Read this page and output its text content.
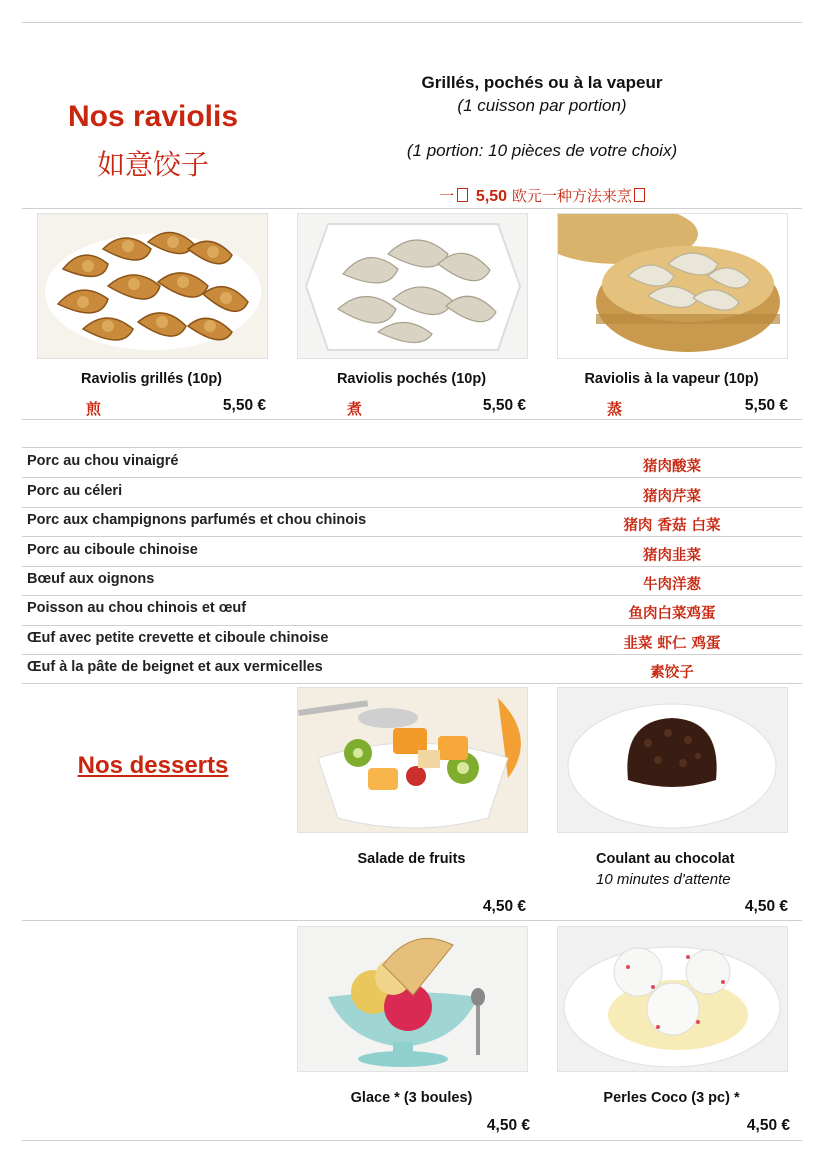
Nos raviolis
如意饺子
Grillés, pochés ou à la vapeur
(1 cuisson par portion)
(1 portion: 10 pièces de votre choix)
一 5,50 欧元一种方法来烹
Raviolis grillés (10p)	Raviolis pochés (10p)	Raviolis à la vapeur (10p)
煎	5,50 €	煮	5,50 €	蒸	5,50 €
Porc au chou vinaigré	猪肉酸菜
Porc au céleri	猪肉芹菜
Porc aux champignons parfumés et chou chinois	猪肉 香菇 白菜
Porc au ciboule chinoise	猪肉韭菜
Bœuf aux oignons	牛肉洋葱
Poisson au chou chinois et œuf	鱼肉白菜鸡蛋
Œuf avec petite crevette et ciboule chinoise	韭菜 虾仁 鸡蛋
Œuf à la pâte de beignet et aux vermicelles	素饺子
Nos desserts
Salade de fruits	Coulant au chocolat
10 minutes d'attente
4,50 €	4,50 €
Glace * (3 boules)	Perles Coco (3 pc) *
4,50 €	4,50 €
+++
Stated goal ▸ Go through the listing above and list every line that has the word "chinoise".

The output ▸
Porc au ciboule chinoise	猪肉韭菜
Œuf avec petite crevette et ciboule chinoise	韭菜 虾仁 鸡蛋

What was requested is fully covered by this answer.